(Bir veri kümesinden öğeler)
+===+

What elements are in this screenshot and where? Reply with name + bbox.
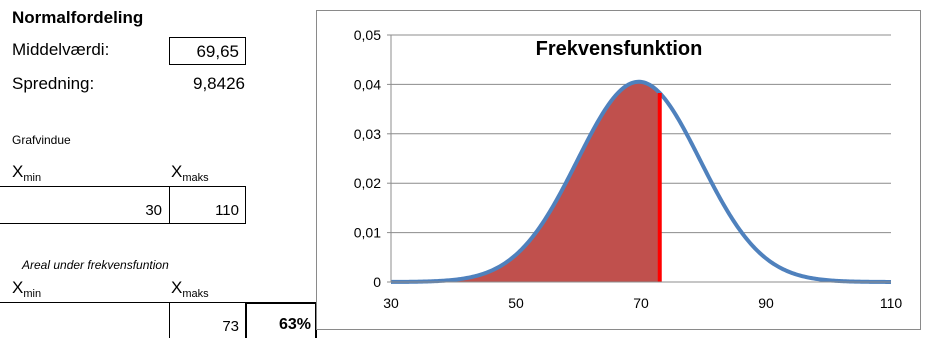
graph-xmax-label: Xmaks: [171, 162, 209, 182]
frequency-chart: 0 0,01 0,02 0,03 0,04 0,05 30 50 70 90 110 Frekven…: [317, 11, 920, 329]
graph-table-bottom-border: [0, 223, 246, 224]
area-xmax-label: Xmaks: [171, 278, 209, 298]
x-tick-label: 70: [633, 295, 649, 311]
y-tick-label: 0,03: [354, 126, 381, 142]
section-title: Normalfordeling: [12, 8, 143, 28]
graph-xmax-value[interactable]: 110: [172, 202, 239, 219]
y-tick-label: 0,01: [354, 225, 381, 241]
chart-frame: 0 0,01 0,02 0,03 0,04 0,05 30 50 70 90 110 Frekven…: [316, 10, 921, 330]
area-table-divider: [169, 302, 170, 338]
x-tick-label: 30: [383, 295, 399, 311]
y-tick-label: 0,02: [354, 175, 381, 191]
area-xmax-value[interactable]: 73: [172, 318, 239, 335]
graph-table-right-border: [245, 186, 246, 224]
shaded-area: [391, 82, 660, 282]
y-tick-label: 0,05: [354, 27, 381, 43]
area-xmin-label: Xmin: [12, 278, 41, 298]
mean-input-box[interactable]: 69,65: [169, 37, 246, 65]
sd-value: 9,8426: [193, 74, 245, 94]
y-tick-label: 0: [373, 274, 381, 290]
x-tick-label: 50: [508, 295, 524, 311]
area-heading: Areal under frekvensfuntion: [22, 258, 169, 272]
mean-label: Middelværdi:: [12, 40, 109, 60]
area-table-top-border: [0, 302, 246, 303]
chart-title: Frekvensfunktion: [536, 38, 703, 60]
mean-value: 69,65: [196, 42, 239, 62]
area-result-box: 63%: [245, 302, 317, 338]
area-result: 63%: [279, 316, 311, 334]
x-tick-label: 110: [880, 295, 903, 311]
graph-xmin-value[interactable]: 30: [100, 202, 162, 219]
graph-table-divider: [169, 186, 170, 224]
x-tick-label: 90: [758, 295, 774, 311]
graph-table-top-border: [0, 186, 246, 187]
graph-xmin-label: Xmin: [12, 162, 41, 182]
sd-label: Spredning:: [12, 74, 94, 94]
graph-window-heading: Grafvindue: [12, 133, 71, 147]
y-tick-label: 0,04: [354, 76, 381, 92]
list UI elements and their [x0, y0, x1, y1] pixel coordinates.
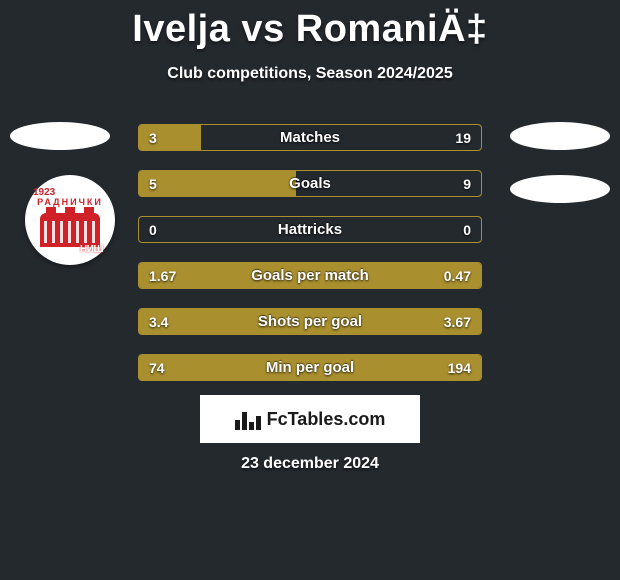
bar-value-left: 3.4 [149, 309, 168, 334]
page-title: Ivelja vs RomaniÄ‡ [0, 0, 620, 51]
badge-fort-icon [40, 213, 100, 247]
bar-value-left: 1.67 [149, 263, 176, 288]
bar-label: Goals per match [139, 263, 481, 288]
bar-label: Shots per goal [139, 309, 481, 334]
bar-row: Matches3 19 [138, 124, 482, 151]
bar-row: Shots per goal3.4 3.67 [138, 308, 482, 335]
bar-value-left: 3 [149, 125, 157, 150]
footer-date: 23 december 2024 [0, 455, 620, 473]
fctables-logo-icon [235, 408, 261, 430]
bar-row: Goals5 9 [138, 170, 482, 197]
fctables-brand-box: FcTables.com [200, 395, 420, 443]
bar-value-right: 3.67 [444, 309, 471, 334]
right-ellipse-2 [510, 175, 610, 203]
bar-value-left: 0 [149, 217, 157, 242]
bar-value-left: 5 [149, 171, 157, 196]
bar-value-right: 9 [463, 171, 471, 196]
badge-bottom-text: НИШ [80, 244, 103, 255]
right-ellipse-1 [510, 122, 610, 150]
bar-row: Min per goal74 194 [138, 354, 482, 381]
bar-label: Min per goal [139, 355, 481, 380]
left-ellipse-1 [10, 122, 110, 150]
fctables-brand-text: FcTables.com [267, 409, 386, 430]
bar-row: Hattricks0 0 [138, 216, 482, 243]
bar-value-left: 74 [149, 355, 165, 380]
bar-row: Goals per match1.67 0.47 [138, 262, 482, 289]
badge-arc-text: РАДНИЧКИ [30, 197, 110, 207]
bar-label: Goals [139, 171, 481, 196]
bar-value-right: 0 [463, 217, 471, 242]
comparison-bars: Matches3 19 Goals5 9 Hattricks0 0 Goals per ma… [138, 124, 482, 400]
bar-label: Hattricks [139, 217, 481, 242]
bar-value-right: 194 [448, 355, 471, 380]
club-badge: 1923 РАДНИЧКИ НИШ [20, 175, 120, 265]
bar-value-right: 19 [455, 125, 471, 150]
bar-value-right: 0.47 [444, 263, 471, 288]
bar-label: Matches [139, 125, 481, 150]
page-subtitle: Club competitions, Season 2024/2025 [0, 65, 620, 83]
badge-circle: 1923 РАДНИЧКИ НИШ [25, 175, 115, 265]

+===+

→ Yapılacak iş: Tüm öğelerin satırlarını, "bar-value-left" geçen her yerde onun yerine "left-bar-value" koyarak ve başka hiçbir şeyi değiştirmeden yeniden yazın. Resimleri cevaba koymayın.

→ Çözüm:
What elements are in this screenshot and where? Reply with name + bbox.
graph-xmax-label: Xmaks: [171, 162, 209, 182]
frequency-chart: 0 0,01 0,02 0,03 0,04 0,05 30 50 70 90 110 Frekven…: [317, 11, 920, 329]
graph-table-bottom-border: [0, 223, 246, 224]
area-xmax-label: Xmaks: [171, 278, 209, 298]
x-tick-label: 70: [633, 295, 649, 311]
y-tick-label: 0,03: [354, 126, 381, 142]
section-title: Normalfordeling: [12, 8, 143, 28]
graph-xmax-value[interactable]: 110: [172, 202, 239, 219]
y-tick-label: 0,01: [354, 225, 381, 241]
chart-frame: 0 0,01 0,02 0,03 0,04 0,05 30 50 70 90 110 Frekven…: [316, 10, 921, 330]
area-table-divider: [169, 302, 170, 338]
x-tick-label: 30: [383, 295, 399, 311]
y-tick-label: 0,02: [354, 175, 381, 191]
area-xmax-value[interactable]: 73: [172, 318, 239, 335]
graph-table-right-border: [245, 186, 246, 224]
shaded-area: [391, 82, 660, 282]
y-tick-label: 0,05: [354, 27, 381, 43]
area-xmin-label: Xmin: [12, 278, 41, 298]
mean-input-box[interactable]: 69,65: [169, 37, 246, 65]
sd-value: 9,8426: [193, 74, 245, 94]
y-tick-label: 0: [373, 274, 381, 290]
x-tick-label: 50: [508, 295, 524, 311]
area-heading: Areal under frekvensfuntion: [22, 258, 169, 272]
mean-label: Middelværdi:: [12, 40, 109, 60]
area-table-top-border: [0, 302, 246, 303]
chart-title: Frekvensfunktion: [536, 38, 703, 60]
mean-value: 69,65: [196, 42, 239, 62]
area-result-box: 63%: [245, 302, 317, 338]
area-result: 63%: [279, 316, 311, 334]
x-tick-label: 110: [880, 295, 903, 311]
graph-xmin-value[interactable]: 30: [100, 202, 162, 219]
graph-table-divider: [169, 186, 170, 224]
x-tick-label: 90: [758, 295, 774, 311]
graph-table-top-border: [0, 186, 246, 187]
graph-xmin-label: Xmin: [12, 162, 41, 182]
sd-label: Spredning:: [12, 74, 94, 94]
graph-window-heading: Grafvindue: [12, 133, 71, 147]
y-tick-label: 0,04: [354, 76, 381, 92]
list UI elements and their [x0, y0, x1, y1] pixel coordinates.
left-bar-value: 3.4 [149, 309, 168, 334]
page-title: Ivelja vs RomaniÄ‡ [0, 0, 620, 51]
badge-fort-icon [40, 213, 100, 247]
left-bar-value: 1.67 [149, 263, 176, 288]
bar-label: Goals per match [139, 263, 481, 288]
bar-label: Shots per goal [139, 309, 481, 334]
bar-row: Matches3 19 [138, 124, 482, 151]
bar-row: Shots per goal3.4 3.67 [138, 308, 482, 335]
left-bar-value: 3 [149, 125, 157, 150]
footer-date: 23 december 2024 [0, 455, 620, 473]
fctables-logo-icon [235, 408, 261, 430]
bar-row: Goals5 9 [138, 170, 482, 197]
fctables-brand-box: FcTables.com [200, 395, 420, 443]
bar-value-right: 3.67 [444, 309, 471, 334]
right-ellipse-2 [510, 175, 610, 203]
left-bar-value: 0 [149, 217, 157, 242]
left-bar-value: 5 [149, 171, 157, 196]
bar-value-right: 9 [463, 171, 471, 196]
badge-bottom-text: НИШ [80, 244, 103, 255]
right-ellipse-1 [510, 122, 610, 150]
bar-row: Min per goal74 194 [138, 354, 482, 381]
bar-label: Min per goal [139, 355, 481, 380]
left-ellipse-1 [10, 122, 110, 150]
fctables-brand-text: FcTables.com [267, 409, 386, 430]
bar-row: Hattricks0 0 [138, 216, 482, 243]
left-bar-value: 74 [149, 355, 165, 380]
bar-row: Goals per match1.67 0.47 [138, 262, 482, 289]
badge-arc-text: РАДНИЧКИ [30, 197, 110, 207]
bar-label: Goals [139, 171, 481, 196]
bar-value-right: 0 [463, 217, 471, 242]
comparison-bars: Matches3 19 Goals5 9 Hattricks0 0 Goals per ma… [138, 124, 482, 400]
bar-label: Hattricks [139, 217, 481, 242]
bar-value-right: 194 [448, 355, 471, 380]
club-badge: 1923 РАДНИЧКИ НИШ [20, 175, 120, 265]
bar-value-right: 19 [455, 125, 471, 150]
bar-value-right: 0.47 [444, 263, 471, 288]
bar-label: Matches [139, 125, 481, 150]
page-subtitle: Club competitions, Season 2024/2025 [0, 65, 620, 83]
badge-circle: 1923 РАДНИЧКИ НИШ [25, 175, 115, 265]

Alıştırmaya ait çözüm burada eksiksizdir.